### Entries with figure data
-- Begin --
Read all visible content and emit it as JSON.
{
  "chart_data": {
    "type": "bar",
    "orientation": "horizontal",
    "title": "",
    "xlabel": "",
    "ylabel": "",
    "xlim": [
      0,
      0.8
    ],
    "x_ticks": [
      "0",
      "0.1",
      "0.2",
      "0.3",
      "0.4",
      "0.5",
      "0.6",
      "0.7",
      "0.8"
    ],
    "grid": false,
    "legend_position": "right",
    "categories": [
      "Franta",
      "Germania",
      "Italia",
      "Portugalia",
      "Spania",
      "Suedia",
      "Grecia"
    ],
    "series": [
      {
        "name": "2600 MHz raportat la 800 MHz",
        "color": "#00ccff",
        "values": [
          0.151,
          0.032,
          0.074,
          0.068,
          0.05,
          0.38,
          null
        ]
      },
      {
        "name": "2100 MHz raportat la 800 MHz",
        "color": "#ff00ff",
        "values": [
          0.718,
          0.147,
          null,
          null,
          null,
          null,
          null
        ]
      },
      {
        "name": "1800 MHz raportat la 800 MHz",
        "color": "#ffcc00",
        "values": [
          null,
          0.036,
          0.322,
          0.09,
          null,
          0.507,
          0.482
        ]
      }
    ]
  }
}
-- End --
### What is required
Which lines include "raportat"? Copy each of them out.

### Solution for this exercise
        "name": "2600 MHz raportat la 800 MHz",
        "name": "2100 MHz raportat la 800 MHz",
        "name": "1800 MHz raportat la 800 MHz",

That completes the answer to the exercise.